Given exercise: Print all entries word for word.

Given information:
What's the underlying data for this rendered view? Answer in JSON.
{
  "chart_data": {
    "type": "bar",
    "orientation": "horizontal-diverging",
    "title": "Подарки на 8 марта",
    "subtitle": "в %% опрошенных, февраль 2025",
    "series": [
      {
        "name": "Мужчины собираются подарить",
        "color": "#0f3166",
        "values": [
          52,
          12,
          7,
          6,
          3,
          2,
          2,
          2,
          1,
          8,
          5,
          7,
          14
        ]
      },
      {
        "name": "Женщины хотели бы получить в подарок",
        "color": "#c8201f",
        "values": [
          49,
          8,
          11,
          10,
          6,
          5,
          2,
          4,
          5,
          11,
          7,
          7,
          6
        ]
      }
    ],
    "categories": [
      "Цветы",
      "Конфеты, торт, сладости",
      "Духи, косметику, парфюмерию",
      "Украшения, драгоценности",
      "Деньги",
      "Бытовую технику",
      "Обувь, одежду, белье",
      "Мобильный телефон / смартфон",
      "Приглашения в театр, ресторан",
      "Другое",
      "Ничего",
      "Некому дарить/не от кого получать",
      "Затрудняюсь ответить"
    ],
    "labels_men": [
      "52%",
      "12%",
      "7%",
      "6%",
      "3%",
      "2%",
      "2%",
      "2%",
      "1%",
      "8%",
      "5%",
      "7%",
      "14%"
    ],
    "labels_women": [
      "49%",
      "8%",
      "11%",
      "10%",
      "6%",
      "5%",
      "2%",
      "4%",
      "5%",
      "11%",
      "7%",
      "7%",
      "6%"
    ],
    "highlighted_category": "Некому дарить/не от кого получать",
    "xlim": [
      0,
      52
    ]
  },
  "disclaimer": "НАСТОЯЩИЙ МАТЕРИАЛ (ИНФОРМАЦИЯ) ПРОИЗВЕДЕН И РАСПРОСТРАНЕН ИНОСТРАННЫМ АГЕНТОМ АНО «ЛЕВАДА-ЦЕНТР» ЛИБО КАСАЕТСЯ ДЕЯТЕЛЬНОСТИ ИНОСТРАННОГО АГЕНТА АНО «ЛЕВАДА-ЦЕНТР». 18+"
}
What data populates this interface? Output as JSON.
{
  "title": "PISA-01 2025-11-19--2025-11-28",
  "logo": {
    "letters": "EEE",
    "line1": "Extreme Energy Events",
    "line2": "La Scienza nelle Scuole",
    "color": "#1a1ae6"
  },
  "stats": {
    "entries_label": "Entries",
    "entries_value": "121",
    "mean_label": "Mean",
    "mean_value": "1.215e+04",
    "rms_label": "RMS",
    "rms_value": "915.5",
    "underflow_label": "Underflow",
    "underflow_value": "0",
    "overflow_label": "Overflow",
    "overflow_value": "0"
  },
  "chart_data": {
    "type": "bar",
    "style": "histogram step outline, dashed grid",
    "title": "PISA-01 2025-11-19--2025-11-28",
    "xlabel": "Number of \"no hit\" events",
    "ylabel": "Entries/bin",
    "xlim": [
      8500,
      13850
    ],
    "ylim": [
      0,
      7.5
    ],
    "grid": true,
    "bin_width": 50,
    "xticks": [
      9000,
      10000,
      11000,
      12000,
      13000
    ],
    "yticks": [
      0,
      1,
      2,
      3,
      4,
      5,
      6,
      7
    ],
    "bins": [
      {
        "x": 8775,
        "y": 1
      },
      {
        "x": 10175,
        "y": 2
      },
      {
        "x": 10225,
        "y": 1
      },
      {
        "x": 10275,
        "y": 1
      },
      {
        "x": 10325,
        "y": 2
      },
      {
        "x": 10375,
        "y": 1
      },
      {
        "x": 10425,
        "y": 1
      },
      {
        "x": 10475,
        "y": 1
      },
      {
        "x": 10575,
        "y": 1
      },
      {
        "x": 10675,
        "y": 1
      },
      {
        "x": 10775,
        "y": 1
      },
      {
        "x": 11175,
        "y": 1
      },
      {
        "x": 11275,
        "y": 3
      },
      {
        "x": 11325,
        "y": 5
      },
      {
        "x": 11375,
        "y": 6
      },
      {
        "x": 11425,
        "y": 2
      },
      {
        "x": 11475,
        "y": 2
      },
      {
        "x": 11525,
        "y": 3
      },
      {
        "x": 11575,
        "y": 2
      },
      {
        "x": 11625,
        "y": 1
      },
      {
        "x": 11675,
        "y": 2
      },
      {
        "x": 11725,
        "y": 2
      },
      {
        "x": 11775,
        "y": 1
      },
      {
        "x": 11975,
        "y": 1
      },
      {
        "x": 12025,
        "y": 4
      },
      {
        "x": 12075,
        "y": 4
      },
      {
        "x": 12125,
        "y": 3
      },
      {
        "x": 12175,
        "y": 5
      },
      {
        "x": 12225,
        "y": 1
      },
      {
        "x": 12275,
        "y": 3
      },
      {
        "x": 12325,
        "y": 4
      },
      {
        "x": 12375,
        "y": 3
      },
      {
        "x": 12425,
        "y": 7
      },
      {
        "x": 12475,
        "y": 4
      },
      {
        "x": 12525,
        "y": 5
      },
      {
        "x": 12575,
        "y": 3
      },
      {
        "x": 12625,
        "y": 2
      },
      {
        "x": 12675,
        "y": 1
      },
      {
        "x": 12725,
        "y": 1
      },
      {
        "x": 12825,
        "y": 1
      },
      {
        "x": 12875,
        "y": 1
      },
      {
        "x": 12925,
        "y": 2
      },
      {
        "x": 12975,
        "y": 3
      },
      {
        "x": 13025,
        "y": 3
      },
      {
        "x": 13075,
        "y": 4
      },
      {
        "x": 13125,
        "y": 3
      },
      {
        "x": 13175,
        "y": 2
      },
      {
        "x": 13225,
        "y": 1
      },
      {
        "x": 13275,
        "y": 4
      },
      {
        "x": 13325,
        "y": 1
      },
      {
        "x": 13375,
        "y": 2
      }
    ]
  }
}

Full response:
What's the underlying data for this rendered view? Answer in JSON.
{
  "chart_data": {
    "type": "bar",
    "orientation": "horizontal-diverging",
    "title": "Подарки на 8 марта",
    "subtitle": "в %% опрошенных, февраль 2025",
    "series": [
      {
        "name": "Мужчины собираются подарить",
        "color": "#0f3166",
        "values": [
          52,
          12,
          7,
          6,
          3,
          2,
          2,
          2,
          1,
          8,
          5,
          7,
          14
        ]
      },
      {
        "name": "Женщины хотели бы получить в подарок",
        "color": "#c8201f",
        "values": [
          49,
          8,
          11,
          10,
          6,
          5,
          2,
          4,
          5,
          11,
          7,
          7,
          6
        ]
      }
    ],
    "categories": [
      "Цветы",
      "Конфеты, торт, сладости",
      "Духи, косметику, парфюмерию",
      "Украшения, драгоценности",
      "Деньги",
      "Бытовую технику",
      "Обувь, одежду, белье",
      "Мобильный телефон / смартфон",
      "Приглашения в театр, ресторан",
      "Другое",
      "Ничего",
      "Некому дарить/не от кого получать",
      "Затрудняюсь ответить"
    ],
    "labels_men": [
      "52%",
      "12%",
      "7%",
      "6%",
      "3%",
      "2%",
      "2%",
      "2%",
      "1%",
      "8%",
      "5%",
      "7%",
      "14%"
    ],
    "labels_women": [
      "49%",
      "8%",
      "11%",
      "10%",
      "6%",
      "5%",
      "2%",
      "4%",
      "5%",
      "11%",
      "7%",
      "7%",
      "6%"
    ],
    "highlighted_category": "Некому дарить/не от кого получать",
    "xlim": [
      0,
      52
    ]
  },
  "disclaimer": "НАСТОЯЩИЙ МАТЕРИАЛ (ИНФОРМАЦИЯ) ПРОИЗВЕДЕН И РАСПРОСТРАНЕН ИНОСТРАННЫМ АГЕНТОМ АНО «ЛЕВАДА-ЦЕНТР» ЛИБО КАСАЕТСЯ ДЕЯТЕЛЬНОСТИ ИНОСТРАННОГО АГЕНТА АНО «ЛЕВАДА-ЦЕНТР». 18+"
}
What data populates this interface? Output as JSON.
{
  "title": "PISA-01 2025-11-19--2025-11-28",
  "logo": {
    "letters": "EEE",
    "line1": "Extreme Energy Events",
    "line2": "La Scienza nelle Scuole",
    "color": "#1a1ae6"
  },
  "stats": {
    "entries_label": "Entries",
    "entries_value": "121",
    "mean_label": "Mean",
    "mean_value": "1.215e+04",
    "rms_label": "RMS",
    "rms_value": "915.5",
    "underflow_label": "Underflow",
    "underflow_value": "0",
    "overflow_label": "Overflow",
    "overflow_value": "0"
  },
  "chart_data": {
    "type": "bar",
    "style": "histogram step outline, dashed grid",
    "title": "PISA-01 2025-11-19--2025-11-28",
    "xlabel": "Number of \"no hit\" events",
    "ylabel": "Entries/bin",
    "xlim": [
      8500,
      13850
    ],
    "ylim": [
      0,
      7.5
    ],
    "grid": true,
    "bin_width": 50,
    "xticks": [
      9000,
      10000,
      11000,
      12000,
      13000
    ],
    "yticks": [
      0,
      1,
      2,
      3,
      4,
      5,
      6,
      7
    ],
    "bins": [
      {
        "x": 8775,
        "y": 1
      },
      {
        "x": 10175,
        "y": 2
      },
      {
        "x": 10225,
        "y": 1
      },
      {
        "x": 10275,
        "y": 1
      },
      {
        "x": 10325,
        "y": 2
      },
      {
        "x": 10375,
        "y": 1
      },
      {
        "x": 10425,
        "y": 1
      },
      {
        "x": 10475,
        "y": 1
      },
      {
        "x": 10575,
        "y": 1
      },
      {
        "x": 10675,
        "y": 1
      },
      {
        "x": 10775,
        "y": 1
      },
      {
        "x": 11175,
        "y": 1
      },
      {
        "x": 11275,
        "y": 3
      },
      {
        "x": 11325,
        "y": 5
      },
      {
        "x": 11375,
        "y": 6
      },
      {
        "x": 11425,
        "y": 2
      },
      {
        "x": 11475,
        "y": 2
      },
      {
        "x": 11525,
        "y": 3
      },
      {
        "x": 11575,
        "y": 2
      },
      {
        "x": 11625,
        "y": 1
      },
      {
        "x": 11675,
        "y": 2
      },
      {
        "x": 11725,
        "y": 2
      },
      {
        "x": 11775,
        "y": 1
      },
      {
        "x": 11975,
        "y": 1
      },
      {
        "x": 12025,
        "y": 4
      },
      {
        "x": 12075,
        "y": 4
      },
      {
        "x": 12125,
        "y": 3
      },
      {
        "x": 12175,
        "y": 5
      },
      {
        "x": 12225,
        "y": 1
      },
      {
        "x": 12275,
        "y": 3
      },
      {
        "x": 12325,
        "y": 4
      },
      {
        "x": 12375,
        "y": 3
      },
      {
        "x": 12425,
        "y": 7
      },
      {
        "x": 12475,
        "y": 4
      },
      {
        "x": 12525,
        "y": 5
      },
      {
        "x": 12575,
        "y": 3
      },
      {
        "x": 12625,
        "y": 2
      },
      {
        "x": 12675,
        "y": 1
      },
      {
        "x": 12725,
        "y": 1
      },
      {
        "x": 12825,
        "y": 1
      },
      {
        "x": 12875,
        "y": 1
      },
      {
        "x": 12925,
        "y": 2
      },
      {
        "x": 12975,
        "y": 3
      },
      {
        "x": 13025,
        "y": 3
      },
      {
        "x": 13075,
        "y": 4
      },
      {
        "x": 13125,
        "y": 3
      },
      {
        "x": 13175,
        "y": 2
      },
      {
        "x": 13225,
        "y": 1
      },
      {
        "x": 13275,
        "y": 4
      },
      {
        "x": 13325,
        "y": 1
      },
      {
        "x": 13375,
        "y": 2
      }
    ]
  }
}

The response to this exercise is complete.